- _STATED TASK_
Find each line holding the word "this" and give the total alone.

- _DATA EXTRACT_
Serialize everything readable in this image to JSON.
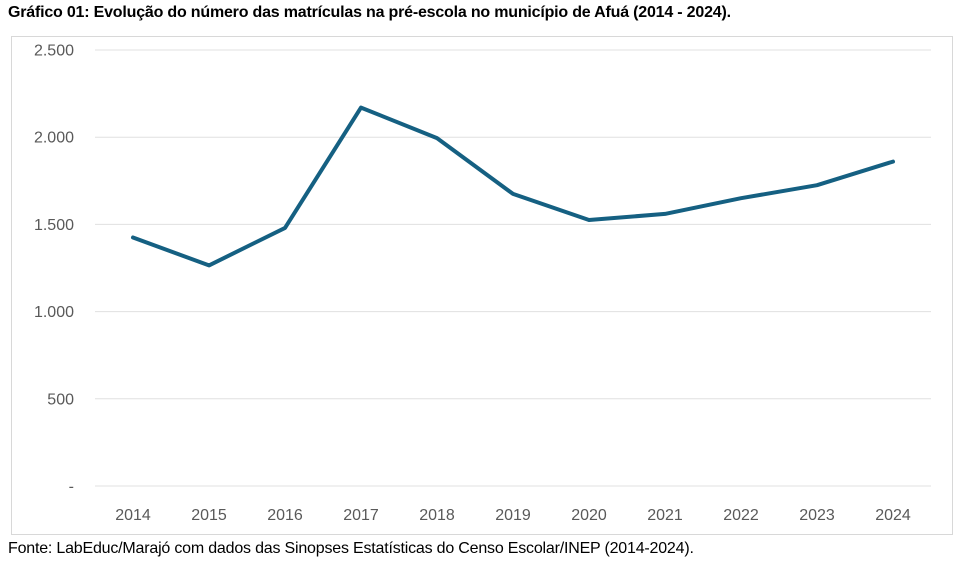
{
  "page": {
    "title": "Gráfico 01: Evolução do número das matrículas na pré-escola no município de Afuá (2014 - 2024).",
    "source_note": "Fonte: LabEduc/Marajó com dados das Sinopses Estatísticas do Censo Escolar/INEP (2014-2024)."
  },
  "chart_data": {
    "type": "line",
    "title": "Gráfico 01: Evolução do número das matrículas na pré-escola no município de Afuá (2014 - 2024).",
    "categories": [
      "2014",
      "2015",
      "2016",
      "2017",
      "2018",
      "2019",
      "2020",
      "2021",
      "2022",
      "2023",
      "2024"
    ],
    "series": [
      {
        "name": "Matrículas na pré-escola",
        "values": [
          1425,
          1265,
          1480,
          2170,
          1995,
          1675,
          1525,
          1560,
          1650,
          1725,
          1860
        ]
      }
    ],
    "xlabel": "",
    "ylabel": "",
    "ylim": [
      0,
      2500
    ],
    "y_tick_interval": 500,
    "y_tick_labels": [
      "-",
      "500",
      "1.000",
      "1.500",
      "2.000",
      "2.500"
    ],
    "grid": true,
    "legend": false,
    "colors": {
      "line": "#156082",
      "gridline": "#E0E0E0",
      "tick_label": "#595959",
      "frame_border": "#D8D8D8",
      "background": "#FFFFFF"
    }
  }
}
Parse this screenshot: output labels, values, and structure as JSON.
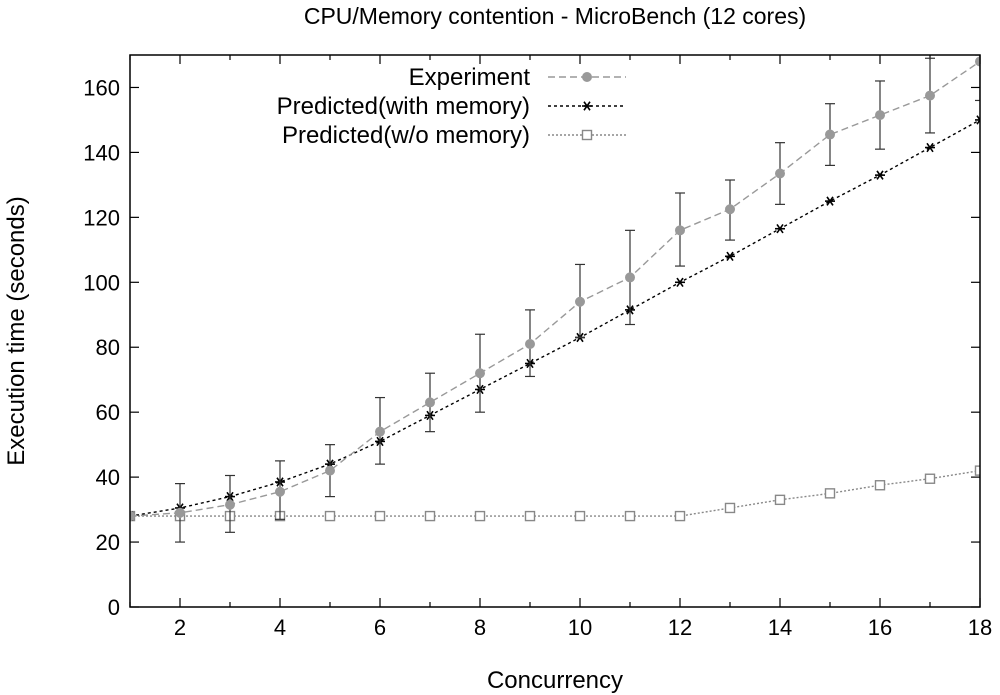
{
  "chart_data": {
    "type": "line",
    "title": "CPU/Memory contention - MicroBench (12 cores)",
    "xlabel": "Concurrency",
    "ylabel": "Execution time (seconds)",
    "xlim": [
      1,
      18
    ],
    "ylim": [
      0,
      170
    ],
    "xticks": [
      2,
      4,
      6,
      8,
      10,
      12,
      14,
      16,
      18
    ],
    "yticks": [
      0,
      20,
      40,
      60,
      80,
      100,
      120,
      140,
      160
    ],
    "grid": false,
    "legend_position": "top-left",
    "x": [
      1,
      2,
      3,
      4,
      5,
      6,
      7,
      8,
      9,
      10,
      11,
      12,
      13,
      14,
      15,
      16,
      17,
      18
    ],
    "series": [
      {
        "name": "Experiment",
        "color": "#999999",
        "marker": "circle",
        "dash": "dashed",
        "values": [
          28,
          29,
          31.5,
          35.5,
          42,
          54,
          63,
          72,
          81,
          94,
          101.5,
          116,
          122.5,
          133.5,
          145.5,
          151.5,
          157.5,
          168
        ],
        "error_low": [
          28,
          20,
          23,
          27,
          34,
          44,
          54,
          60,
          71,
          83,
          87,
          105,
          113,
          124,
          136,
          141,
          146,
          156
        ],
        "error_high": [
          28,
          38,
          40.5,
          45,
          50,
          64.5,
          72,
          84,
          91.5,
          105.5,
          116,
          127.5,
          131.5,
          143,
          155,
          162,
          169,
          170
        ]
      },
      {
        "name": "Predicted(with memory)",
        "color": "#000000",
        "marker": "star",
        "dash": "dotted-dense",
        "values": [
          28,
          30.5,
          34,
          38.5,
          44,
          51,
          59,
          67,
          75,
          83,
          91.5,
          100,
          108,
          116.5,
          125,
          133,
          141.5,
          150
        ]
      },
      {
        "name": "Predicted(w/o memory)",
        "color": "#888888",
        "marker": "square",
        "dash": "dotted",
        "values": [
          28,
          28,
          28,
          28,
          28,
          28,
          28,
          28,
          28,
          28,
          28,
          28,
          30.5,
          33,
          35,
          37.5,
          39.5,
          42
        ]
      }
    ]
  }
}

- _RESPONSE TO THE EXERCISE_
2